— Begin —
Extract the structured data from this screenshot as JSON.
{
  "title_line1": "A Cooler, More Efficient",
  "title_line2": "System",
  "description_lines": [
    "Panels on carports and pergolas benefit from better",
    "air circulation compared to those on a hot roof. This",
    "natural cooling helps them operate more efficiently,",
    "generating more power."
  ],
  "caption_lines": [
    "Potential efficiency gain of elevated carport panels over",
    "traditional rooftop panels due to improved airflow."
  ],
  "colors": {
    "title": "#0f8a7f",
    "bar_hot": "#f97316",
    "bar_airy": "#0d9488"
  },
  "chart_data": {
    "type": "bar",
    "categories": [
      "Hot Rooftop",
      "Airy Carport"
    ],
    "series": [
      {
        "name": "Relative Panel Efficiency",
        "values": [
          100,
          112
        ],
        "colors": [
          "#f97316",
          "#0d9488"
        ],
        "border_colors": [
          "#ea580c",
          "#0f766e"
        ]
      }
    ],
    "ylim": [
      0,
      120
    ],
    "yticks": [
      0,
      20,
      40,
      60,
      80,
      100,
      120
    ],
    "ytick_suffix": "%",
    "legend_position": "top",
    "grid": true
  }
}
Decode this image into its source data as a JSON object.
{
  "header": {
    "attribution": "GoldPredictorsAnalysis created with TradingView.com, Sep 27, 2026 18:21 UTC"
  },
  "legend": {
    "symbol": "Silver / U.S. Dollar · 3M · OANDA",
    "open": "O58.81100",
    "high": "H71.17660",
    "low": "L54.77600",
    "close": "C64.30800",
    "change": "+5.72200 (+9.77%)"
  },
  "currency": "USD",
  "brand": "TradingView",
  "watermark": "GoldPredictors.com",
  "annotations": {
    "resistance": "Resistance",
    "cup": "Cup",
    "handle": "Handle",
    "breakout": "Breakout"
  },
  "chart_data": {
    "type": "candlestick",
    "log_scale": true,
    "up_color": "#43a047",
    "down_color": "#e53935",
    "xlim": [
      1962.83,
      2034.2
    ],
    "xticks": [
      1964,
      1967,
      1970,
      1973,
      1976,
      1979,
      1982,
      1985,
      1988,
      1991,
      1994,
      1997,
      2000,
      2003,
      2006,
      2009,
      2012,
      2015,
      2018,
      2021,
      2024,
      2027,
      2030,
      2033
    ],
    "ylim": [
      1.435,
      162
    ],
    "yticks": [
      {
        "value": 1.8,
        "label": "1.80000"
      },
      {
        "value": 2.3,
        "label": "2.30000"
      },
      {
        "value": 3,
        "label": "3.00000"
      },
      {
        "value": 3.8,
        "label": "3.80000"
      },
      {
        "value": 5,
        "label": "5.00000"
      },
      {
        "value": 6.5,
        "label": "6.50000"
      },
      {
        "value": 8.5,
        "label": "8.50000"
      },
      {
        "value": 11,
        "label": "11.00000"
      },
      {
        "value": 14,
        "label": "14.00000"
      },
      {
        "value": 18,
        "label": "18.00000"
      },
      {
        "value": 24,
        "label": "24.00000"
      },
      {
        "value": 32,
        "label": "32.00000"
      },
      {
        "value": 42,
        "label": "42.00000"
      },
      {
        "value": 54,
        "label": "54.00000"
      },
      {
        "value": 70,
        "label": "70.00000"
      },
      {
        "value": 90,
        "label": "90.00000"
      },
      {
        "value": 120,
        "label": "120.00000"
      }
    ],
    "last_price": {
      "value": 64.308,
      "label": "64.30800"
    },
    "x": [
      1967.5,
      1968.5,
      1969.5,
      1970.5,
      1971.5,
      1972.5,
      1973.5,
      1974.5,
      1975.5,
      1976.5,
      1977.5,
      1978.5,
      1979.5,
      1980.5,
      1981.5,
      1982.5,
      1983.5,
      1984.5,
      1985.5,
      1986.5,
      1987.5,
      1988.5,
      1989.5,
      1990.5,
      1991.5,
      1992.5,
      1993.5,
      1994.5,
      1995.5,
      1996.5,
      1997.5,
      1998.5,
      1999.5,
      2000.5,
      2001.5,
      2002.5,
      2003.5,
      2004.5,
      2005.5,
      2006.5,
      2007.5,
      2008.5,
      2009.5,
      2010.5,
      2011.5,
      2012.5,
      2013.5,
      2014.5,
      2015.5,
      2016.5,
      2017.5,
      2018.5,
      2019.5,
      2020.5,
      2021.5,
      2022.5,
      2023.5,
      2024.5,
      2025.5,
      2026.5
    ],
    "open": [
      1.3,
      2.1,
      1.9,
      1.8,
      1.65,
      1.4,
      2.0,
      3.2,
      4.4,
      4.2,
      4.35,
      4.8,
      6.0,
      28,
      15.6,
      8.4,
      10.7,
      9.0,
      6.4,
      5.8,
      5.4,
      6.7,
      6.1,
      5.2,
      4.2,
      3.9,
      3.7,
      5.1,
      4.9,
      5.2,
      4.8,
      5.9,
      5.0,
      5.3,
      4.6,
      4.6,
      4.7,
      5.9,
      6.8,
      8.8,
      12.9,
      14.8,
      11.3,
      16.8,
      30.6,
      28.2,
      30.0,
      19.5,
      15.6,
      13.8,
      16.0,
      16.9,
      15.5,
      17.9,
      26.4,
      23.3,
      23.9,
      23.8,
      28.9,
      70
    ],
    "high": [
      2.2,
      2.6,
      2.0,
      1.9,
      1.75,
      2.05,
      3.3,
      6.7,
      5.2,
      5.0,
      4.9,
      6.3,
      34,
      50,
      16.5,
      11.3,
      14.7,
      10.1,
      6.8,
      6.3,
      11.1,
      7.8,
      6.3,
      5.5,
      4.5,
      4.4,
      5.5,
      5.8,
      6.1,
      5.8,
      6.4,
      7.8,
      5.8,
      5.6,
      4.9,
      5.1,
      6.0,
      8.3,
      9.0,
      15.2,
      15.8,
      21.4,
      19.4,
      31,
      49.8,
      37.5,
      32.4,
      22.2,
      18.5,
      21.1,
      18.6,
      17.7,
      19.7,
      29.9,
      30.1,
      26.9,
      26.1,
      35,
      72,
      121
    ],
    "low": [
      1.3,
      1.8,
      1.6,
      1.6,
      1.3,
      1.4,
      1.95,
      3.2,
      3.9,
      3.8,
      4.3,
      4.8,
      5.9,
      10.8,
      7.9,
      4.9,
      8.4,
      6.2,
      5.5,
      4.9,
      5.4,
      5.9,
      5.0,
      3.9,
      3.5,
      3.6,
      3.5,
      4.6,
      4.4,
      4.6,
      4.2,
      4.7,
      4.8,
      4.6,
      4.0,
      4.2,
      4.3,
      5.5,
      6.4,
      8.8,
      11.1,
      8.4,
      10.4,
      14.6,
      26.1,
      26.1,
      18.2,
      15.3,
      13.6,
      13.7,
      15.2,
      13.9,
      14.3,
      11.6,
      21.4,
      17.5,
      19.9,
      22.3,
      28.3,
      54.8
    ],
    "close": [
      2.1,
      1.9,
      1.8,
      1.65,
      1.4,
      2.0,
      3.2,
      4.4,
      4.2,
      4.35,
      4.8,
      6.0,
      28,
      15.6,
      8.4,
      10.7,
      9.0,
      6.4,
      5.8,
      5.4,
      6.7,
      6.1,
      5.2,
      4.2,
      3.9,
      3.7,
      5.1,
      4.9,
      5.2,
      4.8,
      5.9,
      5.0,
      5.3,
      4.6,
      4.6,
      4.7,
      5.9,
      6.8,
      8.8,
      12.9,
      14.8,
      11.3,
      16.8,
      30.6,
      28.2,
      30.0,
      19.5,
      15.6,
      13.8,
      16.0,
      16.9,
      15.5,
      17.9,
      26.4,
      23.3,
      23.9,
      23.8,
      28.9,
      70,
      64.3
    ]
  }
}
— End —
(What is being asked): Take the entries above and transcribe them in full.

(Written reply):
Extract the structured data from this screenshot as JSON.
{
  "title_line1": "A Cooler, More Efficient",
  "title_line2": "System",
  "description_lines": [
    "Panels on carports and pergolas benefit from better",
    "air circulation compared to those on a hot roof. This",
    "natural cooling helps them operate more efficiently,",
    "generating more power."
  ],
  "caption_lines": [
    "Potential efficiency gain of elevated carport panels over",
    "traditional rooftop panels due to improved airflow."
  ],
  "colors": {
    "title": "#0f8a7f",
    "bar_hot": "#f97316",
    "bar_airy": "#0d9488"
  },
  "chart_data": {
    "type": "bar",
    "categories": [
      "Hot Rooftop",
      "Airy Carport"
    ],
    "series": [
      {
        "name": "Relative Panel Efficiency",
        "values": [
          100,
          112
        ],
        "colors": [
          "#f97316",
          "#0d9488"
        ],
        "border_colors": [
          "#ea580c",
          "#0f766e"
        ]
      }
    ],
    "ylim": [
      0,
      120
    ],
    "yticks": [
      0,
      20,
      40,
      60,
      80,
      100,
      120
    ],
    "ytick_suffix": "%",
    "legend_position": "top",
    "grid": true
  }
}
Decode this image into its source data as a JSON object.
{
  "header": {
    "attribution": "GoldPredictorsAnalysis created with TradingView.com, Sep 27, 2026 18:21 UTC"
  },
  "legend": {
    "symbol": "Silver / U.S. Dollar · 3M · OANDA",
    "open": "O58.81100",
    "high": "H71.17660",
    "low": "L54.77600",
    "close": "C64.30800",
    "change": "+5.72200 (+9.77%)"
  },
  "currency": "USD",
  "brand": "TradingView",
  "watermark": "GoldPredictors.com",
  "annotations": {
    "resistance": "Resistance",
    "cup": "Cup",
    "handle": "Handle",
    "breakout": "Breakout"
  },
  "chart_data": {
    "type": "candlestick",
    "log_scale": true,
    "up_color": "#43a047",
    "down_color": "#e53935",
    "xlim": [
      1962.83,
      2034.2
    ],
    "xticks": [
      1964,
      1967,
      1970,
      1973,
      1976,
      1979,
      1982,
      1985,
      1988,
      1991,
      1994,
      1997,
      2000,
      2003,
      2006,
      2009,
      2012,
      2015,
      2018,
      2021,
      2024,
      2027,
      2030,
      2033
    ],
    "ylim": [
      1.435,
      162
    ],
    "yticks": [
      {
        "value": 1.8,
        "label": "1.80000"
      },
      {
        "value": 2.3,
        "label": "2.30000"
      },
      {
        "value": 3,
        "label": "3.00000"
      },
      {
        "value": 3.8,
        "label": "3.80000"
      },
      {
        "value": 5,
        "label": "5.00000"
      },
      {
        "value": 6.5,
        "label": "6.50000"
      },
      {
        "value": 8.5,
        "label": "8.50000"
      },
      {
        "value": 11,
        "label": "11.00000"
      },
      {
        "value": 14,
        "label": "14.00000"
      },
      {
        "value": 18,
        "label": "18.00000"
      },
      {
        "value": 24,
        "label": "24.00000"
      },
      {
        "value": 32,
        "label": "32.00000"
      },
      {
        "value": 42,
        "label": "42.00000"
      },
      {
        "value": 54,
        "label": "54.00000"
      },
      {
        "value": 70,
        "label": "70.00000"
      },
      {
        "value": 90,
        "label": "90.00000"
      },
      {
        "value": 120,
        "label": "120.00000"
      }
    ],
    "last_price": {
      "value": 64.308,
      "label": "64.30800"
    },
    "x": [
      1967.5,
      1968.5,
      1969.5,
      1970.5,
      1971.5,
      1972.5,
      1973.5,
      1974.5,
      1975.5,
      1976.5,
      1977.5,
      1978.5,
      1979.5,
      1980.5,
      1981.5,
      1982.5,
      1983.5,
      1984.5,
      1985.5,
      1986.5,
      1987.5,
      1988.5,
      1989.5,
      1990.5,
      1991.5,
      1992.5,
      1993.5,
      1994.5,
      1995.5,
      1996.5,
      1997.5,
      1998.5,
      1999.5,
      2000.5,
      2001.5,
      2002.5,
      2003.5,
      2004.5,
      2005.5,
      2006.5,
      2007.5,
      2008.5,
      2009.5,
      2010.5,
      2011.5,
      2012.5,
      2013.5,
      2014.5,
      2015.5,
      2016.5,
      2017.5,
      2018.5,
      2019.5,
      2020.5,
      2021.5,
      2022.5,
      2023.5,
      2024.5,
      2025.5,
      2026.5
    ],
    "open": [
      1.3,
      2.1,
      1.9,
      1.8,
      1.65,
      1.4,
      2.0,
      3.2,
      4.4,
      4.2,
      4.35,
      4.8,
      6.0,
      28,
      15.6,
      8.4,
      10.7,
      9.0,
      6.4,
      5.8,
      5.4,
      6.7,
      6.1,
      5.2,
      4.2,
      3.9,
      3.7,
      5.1,
      4.9,
      5.2,
      4.8,
      5.9,
      5.0,
      5.3,
      4.6,
      4.6,
      4.7,
      5.9,
      6.8,
      8.8,
      12.9,
      14.8,
      11.3,
      16.8,
      30.6,
      28.2,
      30.0,
      19.5,
      15.6,
      13.8,
      16.0,
      16.9,
      15.5,
      17.9,
      26.4,
      23.3,
      23.9,
      23.8,
      28.9,
      70
    ],
    "high": [
      2.2,
      2.6,
      2.0,
      1.9,
      1.75,
      2.05,
      3.3,
      6.7,
      5.2,
      5.0,
      4.9,
      6.3,
      34,
      50,
      16.5,
      11.3,
      14.7,
      10.1,
      6.8,
      6.3,
      11.1,
      7.8,
      6.3,
      5.5,
      4.5,
      4.4,
      5.5,
      5.8,
      6.1,
      5.8,
      6.4,
      7.8,
      5.8,
      5.6,
      4.9,
      5.1,
      6.0,
      8.3,
      9.0,
      15.2,
      15.8,
      21.4,
      19.4,
      31,
      49.8,
      37.5,
      32.4,
      22.2,
      18.5,
      21.1,
      18.6,
      17.7,
      19.7,
      29.9,
      30.1,
      26.9,
      26.1,
      35,
      72,
      121
    ],
    "low": [
      1.3,
      1.8,
      1.6,
      1.6,
      1.3,
      1.4,
      1.95,
      3.2,
      3.9,
      3.8,
      4.3,
      4.8,
      5.9,
      10.8,
      7.9,
      4.9,
      8.4,
      6.2,
      5.5,
      4.9,
      5.4,
      5.9,
      5.0,
      3.9,
      3.5,
      3.6,
      3.5,
      4.6,
      4.4,
      4.6,
      4.2,
      4.7,
      4.8,
      4.6,
      4.0,
      4.2,
      4.3,
      5.5,
      6.4,
      8.8,
      11.1,
      8.4,
      10.4,
      14.6,
      26.1,
      26.1,
      18.2,
      15.3,
      13.6,
      13.7,
      15.2,
      13.9,
      14.3,
      11.6,
      21.4,
      17.5,
      19.9,
      22.3,
      28.3,
      54.8
    ],
    "close": [
      2.1,
      1.9,
      1.8,
      1.65,
      1.4,
      2.0,
      3.2,
      4.4,
      4.2,
      4.35,
      4.8,
      6.0,
      28,
      15.6,
      8.4,
      10.7,
      9.0,
      6.4,
      5.8,
      5.4,
      6.7,
      6.1,
      5.2,
      4.2,
      3.9,
      3.7,
      5.1,
      4.9,
      5.2,
      4.8,
      5.9,
      5.0,
      5.3,
      4.6,
      4.6,
      4.7,
      5.9,
      6.8,
      8.8,
      12.9,
      14.8,
      11.3,
      16.8,
      30.6,
      28.2,
      30.0,
      19.5,
      15.6,
      13.8,
      16.0,
      16.9,
      15.5,
      17.9,
      26.4,
      23.3,
      23.9,
      23.8,
      28.9,
      70,
      64.3
    ]
  }
}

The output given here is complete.